• EXTRACTED RECORDS:

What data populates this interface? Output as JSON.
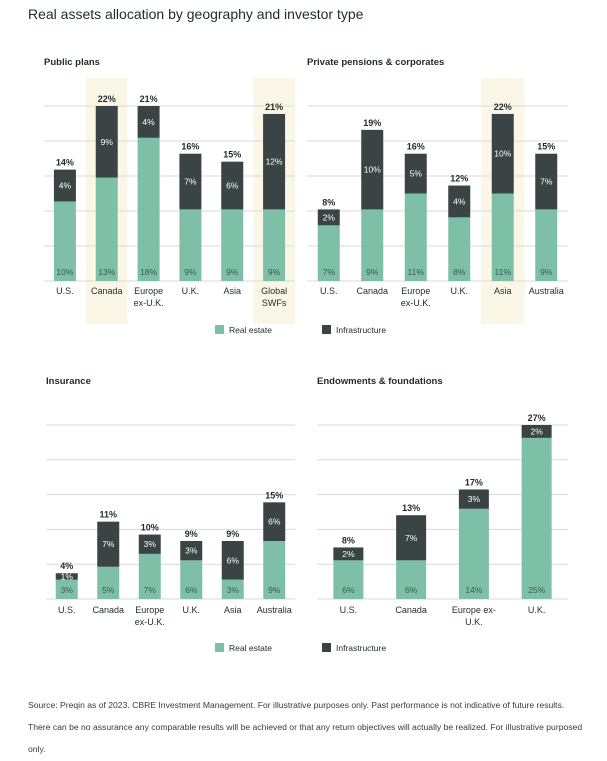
{
  "title": "Real assets allocation by geography and investor type",
  "colors": {
    "real_estate": "#7dbfa7",
    "infrastructure": "#3b4444",
    "highlight": "#fbf7e6",
    "grid": "#d9d9d9",
    "text": "#1f2a2a"
  },
  "chart_data": [
    {
      "type": "bar",
      "stacked": true,
      "title": "Public plans",
      "categories": [
        "U.S.",
        "Canada",
        "Europe ex-U.K.",
        "U.K.",
        "Asia",
        "Global SWFs"
      ],
      "highlighted": [
        "Canada",
        "Global SWFs"
      ],
      "series": [
        {
          "name": "Real estate",
          "values": [
            10,
            13,
            18,
            9,
            9,
            9
          ]
        },
        {
          "name": "Infrastructure",
          "values": [
            4,
            9,
            4,
            7,
            6,
            12
          ]
        }
      ],
      "totals": [
        "14%",
        "22%",
        "21%",
        "16%",
        "15%",
        "21%"
      ],
      "ylim": [
        0,
        22
      ],
      "grid": true,
      "legend": [
        "Real estate",
        "Infrastructure"
      ]
    },
    {
      "type": "bar",
      "stacked": true,
      "title": "Private pensions & corporates",
      "categories": [
        "U.S.",
        "Canada",
        "Europe ex-U.K.",
        "U.K.",
        "Asia",
        "Australia"
      ],
      "highlighted": [
        "Asia"
      ],
      "series": [
        {
          "name": "Real estate",
          "values": [
            7,
            9,
            11,
            8,
            11,
            9
          ]
        },
        {
          "name": "Infrastructure",
          "values": [
            2,
            10,
            5,
            4,
            10,
            7
          ]
        }
      ],
      "totals": [
        "8%",
        "19%",
        "16%",
        "12%",
        "22%",
        "15%"
      ],
      "ylim": [
        0,
        22
      ],
      "grid": true
    },
    {
      "type": "bar",
      "stacked": true,
      "title": "Insurance",
      "categories": [
        "U.S.",
        "Canada",
        "Europe ex-U.K.",
        "U.K.",
        "Asia",
        "Australia"
      ],
      "highlighted": [],
      "series": [
        {
          "name": "Real estate",
          "values": [
            3,
            5,
            7,
            6,
            3,
            9
          ]
        },
        {
          "name": "Infrastructure",
          "values": [
            1,
            7,
            3,
            3,
            6,
            6
          ]
        }
      ],
      "totals": [
        "4%",
        "11%",
        "10%",
        "9%",
        "9%",
        "15%"
      ],
      "ylim": [
        0,
        27
      ],
      "grid": true,
      "legend": [
        "Real estate",
        "Infrastructure"
      ]
    },
    {
      "type": "bar",
      "stacked": true,
      "title": "Endowments & foundations",
      "categories": [
        "U.S.",
        "Canada",
        "Europe ex-U.K.",
        "U.K."
      ],
      "highlighted": [],
      "series": [
        {
          "name": "Real estate",
          "values": [
            6,
            6,
            14,
            25
          ]
        },
        {
          "name": "Infrastructure",
          "values": [
            2,
            7,
            3,
            2
          ]
        }
      ],
      "totals": [
        "8%",
        "13%",
        "17%",
        "27%"
      ],
      "ylim": [
        0,
        27
      ],
      "grid": true
    }
  ],
  "legend": {
    "real_estate": "Real estate",
    "infrastructure": "Infrastructure"
  },
  "source_line1": "Source: Preqin as of 2023. CBRE Investment Management. For illustrative purposes only. Past performance is not indicative of future results.",
  "source_line2": "There can be no assurance any comparable results will be achieved or that any return objectives will actually be realized. For illustrative purposed only."
}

• EXERCISE: Each line above is to be copied verbatim. Drop any image from the copy.

• WRITTEN RESPONSE:
What data populates this interface? Output as JSON.
{
  "title": "Real assets allocation by geography and investor type",
  "colors": {
    "real_estate": "#7dbfa7",
    "infrastructure": "#3b4444",
    "highlight": "#fbf7e6",
    "grid": "#d9d9d9",
    "text": "#1f2a2a"
  },
  "chart_data": [
    {
      "type": "bar",
      "stacked": true,
      "title": "Public plans",
      "categories": [
        "U.S.",
        "Canada",
        "Europe ex-U.K.",
        "U.K.",
        "Asia",
        "Global SWFs"
      ],
      "highlighted": [
        "Canada",
        "Global SWFs"
      ],
      "series": [
        {
          "name": "Real estate",
          "values": [
            10,
            13,
            18,
            9,
            9,
            9
          ]
        },
        {
          "name": "Infrastructure",
          "values": [
            4,
            9,
            4,
            7,
            6,
            12
          ]
        }
      ],
      "totals": [
        "14%",
        "22%",
        "21%",
        "16%",
        "15%",
        "21%"
      ],
      "ylim": [
        0,
        22
      ],
      "grid": true,
      "legend": [
        "Real estate",
        "Infrastructure"
      ]
    },
    {
      "type": "bar",
      "stacked": true,
      "title": "Private pensions & corporates",
      "categories": [
        "U.S.",
        "Canada",
        "Europe ex-U.K.",
        "U.K.",
        "Asia",
        "Australia"
      ],
      "highlighted": [
        "Asia"
      ],
      "series": [
        {
          "name": "Real estate",
          "values": [
            7,
            9,
            11,
            8,
            11,
            9
          ]
        },
        {
          "name": "Infrastructure",
          "values": [
            2,
            10,
            5,
            4,
            10,
            7
          ]
        }
      ],
      "totals": [
        "8%",
        "19%",
        "16%",
        "12%",
        "22%",
        "15%"
      ],
      "ylim": [
        0,
        22
      ],
      "grid": true
    },
    {
      "type": "bar",
      "stacked": true,
      "title": "Insurance",
      "categories": [
        "U.S.",
        "Canada",
        "Europe ex-U.K.",
        "U.K.",
        "Asia",
        "Australia"
      ],
      "highlighted": [],
      "series": [
        {
          "name": "Real estate",
          "values": [
            3,
            5,
            7,
            6,
            3,
            9
          ]
        },
        {
          "name": "Infrastructure",
          "values": [
            1,
            7,
            3,
            3,
            6,
            6
          ]
        }
      ],
      "totals": [
        "4%",
        "11%",
        "10%",
        "9%",
        "9%",
        "15%"
      ],
      "ylim": [
        0,
        27
      ],
      "grid": true,
      "legend": [
        "Real estate",
        "Infrastructure"
      ]
    },
    {
      "type": "bar",
      "stacked": true,
      "title": "Endowments & foundations",
      "categories": [
        "U.S.",
        "Canada",
        "Europe ex-U.K.",
        "U.K."
      ],
      "highlighted": [],
      "series": [
        {
          "name": "Real estate",
          "values": [
            6,
            6,
            14,
            25
          ]
        },
        {
          "name": "Infrastructure",
          "values": [
            2,
            7,
            3,
            2
          ]
        }
      ],
      "totals": [
        "8%",
        "13%",
        "17%",
        "27%"
      ],
      "ylim": [
        0,
        27
      ],
      "grid": true
    }
  ],
  "legend": {
    "real_estate": "Real estate",
    "infrastructure": "Infrastructure"
  },
  "source_line1": "Source: Preqin as of 2023. CBRE Investment Management. For illustrative purposes only. Past performance is not indicative of future results.",
  "source_line2": "There can be no assurance any comparable results will be achieved or that any return objectives will actually be realized. For illustrative purposed only."
}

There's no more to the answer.